▶ Brief:
All of the material should be reproduced exactly, with pictures left out.

▶ Input records:
· · · · · · ·
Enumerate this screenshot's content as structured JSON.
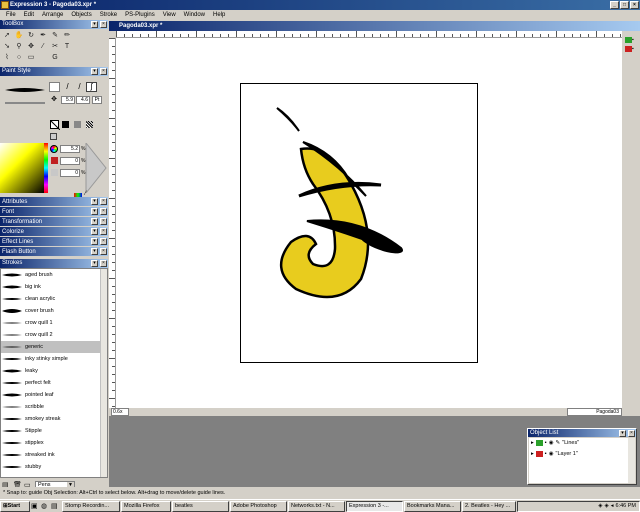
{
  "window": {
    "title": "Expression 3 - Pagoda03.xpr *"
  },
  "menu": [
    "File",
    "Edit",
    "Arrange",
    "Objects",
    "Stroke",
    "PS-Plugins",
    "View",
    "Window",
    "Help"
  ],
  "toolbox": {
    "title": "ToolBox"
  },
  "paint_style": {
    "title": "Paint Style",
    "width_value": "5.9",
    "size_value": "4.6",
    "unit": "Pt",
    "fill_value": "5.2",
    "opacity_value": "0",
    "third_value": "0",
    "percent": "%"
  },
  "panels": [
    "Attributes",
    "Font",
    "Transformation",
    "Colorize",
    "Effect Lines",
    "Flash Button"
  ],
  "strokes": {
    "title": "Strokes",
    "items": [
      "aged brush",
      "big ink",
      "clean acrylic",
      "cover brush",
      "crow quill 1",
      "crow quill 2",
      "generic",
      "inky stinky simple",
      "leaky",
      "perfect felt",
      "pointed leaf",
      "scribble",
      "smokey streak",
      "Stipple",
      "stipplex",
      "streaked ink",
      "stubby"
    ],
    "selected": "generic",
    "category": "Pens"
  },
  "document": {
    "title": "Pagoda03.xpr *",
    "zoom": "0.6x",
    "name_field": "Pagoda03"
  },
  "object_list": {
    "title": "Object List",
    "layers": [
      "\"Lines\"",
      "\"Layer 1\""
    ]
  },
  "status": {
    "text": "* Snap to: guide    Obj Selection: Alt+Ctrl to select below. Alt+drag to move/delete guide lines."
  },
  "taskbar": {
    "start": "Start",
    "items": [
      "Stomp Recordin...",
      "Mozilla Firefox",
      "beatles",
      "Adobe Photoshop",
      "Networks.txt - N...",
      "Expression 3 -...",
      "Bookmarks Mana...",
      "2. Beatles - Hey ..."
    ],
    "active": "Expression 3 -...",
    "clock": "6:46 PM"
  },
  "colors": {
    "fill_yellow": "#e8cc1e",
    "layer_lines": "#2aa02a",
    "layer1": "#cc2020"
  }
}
· · · · · · ·
▶ The solution:
Enumerate this screenshot's content as structured JSON.
{
  "window": {
    "title": "Expression 3 - Pagoda03.xpr *"
  },
  "menu": [
    "File",
    "Edit",
    "Arrange",
    "Objects",
    "Stroke",
    "PS-Plugins",
    "View",
    "Window",
    "Help"
  ],
  "toolbox": {
    "title": "ToolBox"
  },
  "paint_style": {
    "title": "Paint Style",
    "width_value": "5.9",
    "size_value": "4.6",
    "unit": "Pt",
    "fill_value": "5.2",
    "opacity_value": "0",
    "third_value": "0",
    "percent": "%"
  },
  "panels": [
    "Attributes",
    "Font",
    "Transformation",
    "Colorize",
    "Effect Lines",
    "Flash Button"
  ],
  "strokes": {
    "title": "Strokes",
    "items": [
      "aged brush",
      "big ink",
      "clean acrylic",
      "cover brush",
      "crow quill 1",
      "crow quill 2",
      "generic",
      "inky stinky simple",
      "leaky",
      "perfect felt",
      "pointed leaf",
      "scribble",
      "smokey streak",
      "Stipple",
      "stipplex",
      "streaked ink",
      "stubby"
    ],
    "selected": "generic",
    "category": "Pens"
  },
  "document": {
    "title": "Pagoda03.xpr *",
    "zoom": "0.6x",
    "name_field": "Pagoda03"
  },
  "object_list": {
    "title": "Object List",
    "layers": [
      "\"Lines\"",
      "\"Layer 1\""
    ]
  },
  "status": {
    "text": "* Snap to: guide    Obj Selection: Alt+Ctrl to select below. Alt+drag to move/delete guide lines."
  },
  "taskbar": {
    "start": "Start",
    "items": [
      "Stomp Recordin...",
      "Mozilla Firefox",
      "beatles",
      "Adobe Photoshop",
      "Networks.txt - N...",
      "Expression 3 -...",
      "Bookmarks Mana...",
      "2. Beatles - Hey ..."
    ],
    "active": "Expression 3 -...",
    "clock": "6:46 PM"
  },
  "colors": {
    "fill_yellow": "#e8cc1e",
    "layer_lines": "#2aa02a",
    "layer1": "#cc2020"
  }
}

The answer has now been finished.